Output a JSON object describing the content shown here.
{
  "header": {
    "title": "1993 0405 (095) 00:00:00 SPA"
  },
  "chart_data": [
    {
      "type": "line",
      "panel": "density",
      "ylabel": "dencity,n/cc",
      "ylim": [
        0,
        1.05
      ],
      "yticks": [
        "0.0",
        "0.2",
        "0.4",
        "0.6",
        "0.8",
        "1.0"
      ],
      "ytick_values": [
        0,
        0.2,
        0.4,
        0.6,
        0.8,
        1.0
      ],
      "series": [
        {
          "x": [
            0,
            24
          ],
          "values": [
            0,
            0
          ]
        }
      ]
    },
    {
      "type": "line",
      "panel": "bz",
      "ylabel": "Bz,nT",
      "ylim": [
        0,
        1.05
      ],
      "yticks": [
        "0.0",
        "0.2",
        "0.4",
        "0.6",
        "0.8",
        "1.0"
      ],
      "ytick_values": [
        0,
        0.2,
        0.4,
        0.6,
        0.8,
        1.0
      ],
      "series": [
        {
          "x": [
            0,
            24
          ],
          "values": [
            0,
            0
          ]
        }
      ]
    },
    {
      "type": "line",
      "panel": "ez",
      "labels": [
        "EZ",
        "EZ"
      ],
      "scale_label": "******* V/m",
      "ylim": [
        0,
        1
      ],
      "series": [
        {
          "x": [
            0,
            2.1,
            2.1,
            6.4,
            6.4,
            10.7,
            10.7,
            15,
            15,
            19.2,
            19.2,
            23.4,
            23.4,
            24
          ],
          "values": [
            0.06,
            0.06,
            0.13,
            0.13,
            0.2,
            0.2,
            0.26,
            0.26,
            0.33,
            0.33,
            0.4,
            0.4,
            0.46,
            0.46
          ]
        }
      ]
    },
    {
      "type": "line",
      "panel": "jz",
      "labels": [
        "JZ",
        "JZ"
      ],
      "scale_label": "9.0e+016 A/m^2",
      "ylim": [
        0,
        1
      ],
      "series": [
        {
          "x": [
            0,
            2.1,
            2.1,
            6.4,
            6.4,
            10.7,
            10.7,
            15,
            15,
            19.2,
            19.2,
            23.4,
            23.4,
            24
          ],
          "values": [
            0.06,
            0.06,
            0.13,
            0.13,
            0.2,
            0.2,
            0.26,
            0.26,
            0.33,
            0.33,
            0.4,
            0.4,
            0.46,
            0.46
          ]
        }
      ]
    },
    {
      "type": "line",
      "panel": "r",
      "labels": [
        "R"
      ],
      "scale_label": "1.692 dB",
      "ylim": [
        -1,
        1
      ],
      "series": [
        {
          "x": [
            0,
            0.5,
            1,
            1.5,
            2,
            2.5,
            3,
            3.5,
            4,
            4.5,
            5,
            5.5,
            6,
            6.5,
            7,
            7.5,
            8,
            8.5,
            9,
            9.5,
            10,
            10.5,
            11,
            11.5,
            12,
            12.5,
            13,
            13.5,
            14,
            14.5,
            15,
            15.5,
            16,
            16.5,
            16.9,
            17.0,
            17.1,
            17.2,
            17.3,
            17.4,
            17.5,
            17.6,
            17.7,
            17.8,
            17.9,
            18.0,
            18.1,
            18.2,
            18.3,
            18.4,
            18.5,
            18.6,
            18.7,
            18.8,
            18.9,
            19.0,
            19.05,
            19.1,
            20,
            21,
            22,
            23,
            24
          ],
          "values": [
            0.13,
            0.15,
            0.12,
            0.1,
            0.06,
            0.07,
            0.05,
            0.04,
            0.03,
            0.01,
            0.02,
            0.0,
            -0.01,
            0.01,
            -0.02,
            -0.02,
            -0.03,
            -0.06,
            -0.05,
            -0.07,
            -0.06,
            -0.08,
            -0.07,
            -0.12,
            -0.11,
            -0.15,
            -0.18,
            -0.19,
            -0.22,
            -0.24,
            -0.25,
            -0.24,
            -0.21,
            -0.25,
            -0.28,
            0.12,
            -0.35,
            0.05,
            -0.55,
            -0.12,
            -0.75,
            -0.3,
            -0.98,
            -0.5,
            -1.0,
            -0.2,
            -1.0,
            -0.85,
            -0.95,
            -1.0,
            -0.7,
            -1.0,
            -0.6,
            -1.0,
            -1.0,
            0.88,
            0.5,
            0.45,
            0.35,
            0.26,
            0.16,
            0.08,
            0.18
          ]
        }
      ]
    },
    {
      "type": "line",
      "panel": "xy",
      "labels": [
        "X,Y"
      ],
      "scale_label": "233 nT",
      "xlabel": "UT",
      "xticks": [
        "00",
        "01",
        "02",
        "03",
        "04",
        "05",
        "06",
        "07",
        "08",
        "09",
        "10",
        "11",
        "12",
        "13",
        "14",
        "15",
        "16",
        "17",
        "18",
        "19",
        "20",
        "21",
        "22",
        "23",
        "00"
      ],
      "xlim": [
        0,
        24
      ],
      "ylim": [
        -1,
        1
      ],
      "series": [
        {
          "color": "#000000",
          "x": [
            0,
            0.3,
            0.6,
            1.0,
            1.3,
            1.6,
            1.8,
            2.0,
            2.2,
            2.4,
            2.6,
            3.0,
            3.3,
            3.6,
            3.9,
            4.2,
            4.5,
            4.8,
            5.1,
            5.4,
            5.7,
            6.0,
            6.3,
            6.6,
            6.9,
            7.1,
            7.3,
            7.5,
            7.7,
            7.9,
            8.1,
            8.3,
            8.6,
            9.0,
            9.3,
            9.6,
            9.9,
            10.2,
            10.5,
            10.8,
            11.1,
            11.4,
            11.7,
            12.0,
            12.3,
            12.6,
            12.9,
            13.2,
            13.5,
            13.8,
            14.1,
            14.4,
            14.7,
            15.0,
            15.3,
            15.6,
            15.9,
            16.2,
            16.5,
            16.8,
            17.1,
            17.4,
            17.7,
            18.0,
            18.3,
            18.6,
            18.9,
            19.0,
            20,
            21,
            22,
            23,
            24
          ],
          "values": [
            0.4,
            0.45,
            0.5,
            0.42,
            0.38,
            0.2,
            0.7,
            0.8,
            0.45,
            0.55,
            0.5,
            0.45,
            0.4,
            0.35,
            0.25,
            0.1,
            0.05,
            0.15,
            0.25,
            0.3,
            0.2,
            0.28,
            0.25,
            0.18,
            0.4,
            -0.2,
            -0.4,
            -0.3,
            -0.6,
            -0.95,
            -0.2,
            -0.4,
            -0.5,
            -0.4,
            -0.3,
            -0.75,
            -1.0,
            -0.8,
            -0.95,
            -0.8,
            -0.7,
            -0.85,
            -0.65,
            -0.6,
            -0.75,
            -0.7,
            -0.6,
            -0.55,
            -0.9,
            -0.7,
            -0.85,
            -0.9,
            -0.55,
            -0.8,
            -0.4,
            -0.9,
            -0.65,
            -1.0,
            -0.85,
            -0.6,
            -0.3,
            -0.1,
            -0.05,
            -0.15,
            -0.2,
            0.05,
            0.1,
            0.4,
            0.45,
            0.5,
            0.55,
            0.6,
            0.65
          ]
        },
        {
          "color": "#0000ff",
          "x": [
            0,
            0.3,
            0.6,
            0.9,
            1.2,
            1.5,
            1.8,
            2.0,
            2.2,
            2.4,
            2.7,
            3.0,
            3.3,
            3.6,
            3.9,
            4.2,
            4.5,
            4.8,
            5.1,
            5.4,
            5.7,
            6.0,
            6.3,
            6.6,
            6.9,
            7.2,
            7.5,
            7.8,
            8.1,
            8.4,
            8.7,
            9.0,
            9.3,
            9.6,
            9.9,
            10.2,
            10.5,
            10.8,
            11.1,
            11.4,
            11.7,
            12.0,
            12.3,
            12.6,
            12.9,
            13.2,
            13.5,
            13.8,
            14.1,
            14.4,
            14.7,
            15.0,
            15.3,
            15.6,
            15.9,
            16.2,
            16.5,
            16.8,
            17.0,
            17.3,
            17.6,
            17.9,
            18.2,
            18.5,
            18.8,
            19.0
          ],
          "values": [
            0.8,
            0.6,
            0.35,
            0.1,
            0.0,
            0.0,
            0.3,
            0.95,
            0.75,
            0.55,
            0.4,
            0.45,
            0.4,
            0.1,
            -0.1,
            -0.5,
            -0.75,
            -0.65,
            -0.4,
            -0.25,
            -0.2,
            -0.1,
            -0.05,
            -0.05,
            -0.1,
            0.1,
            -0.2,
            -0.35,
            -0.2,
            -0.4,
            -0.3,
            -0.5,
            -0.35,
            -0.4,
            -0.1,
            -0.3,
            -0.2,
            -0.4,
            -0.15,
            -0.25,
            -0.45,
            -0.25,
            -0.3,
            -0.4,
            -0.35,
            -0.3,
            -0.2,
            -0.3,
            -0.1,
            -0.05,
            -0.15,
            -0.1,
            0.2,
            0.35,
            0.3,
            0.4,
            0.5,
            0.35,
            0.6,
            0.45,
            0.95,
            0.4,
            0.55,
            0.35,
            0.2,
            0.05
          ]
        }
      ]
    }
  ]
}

Directive: Take every line that includes the string "panel" and copy it.

Task output:
      "panel": "density",
      "panel": "bz",
      "panel": "ez",
      "panel": "jz",
      "panel": "r",
      "panel": "xy",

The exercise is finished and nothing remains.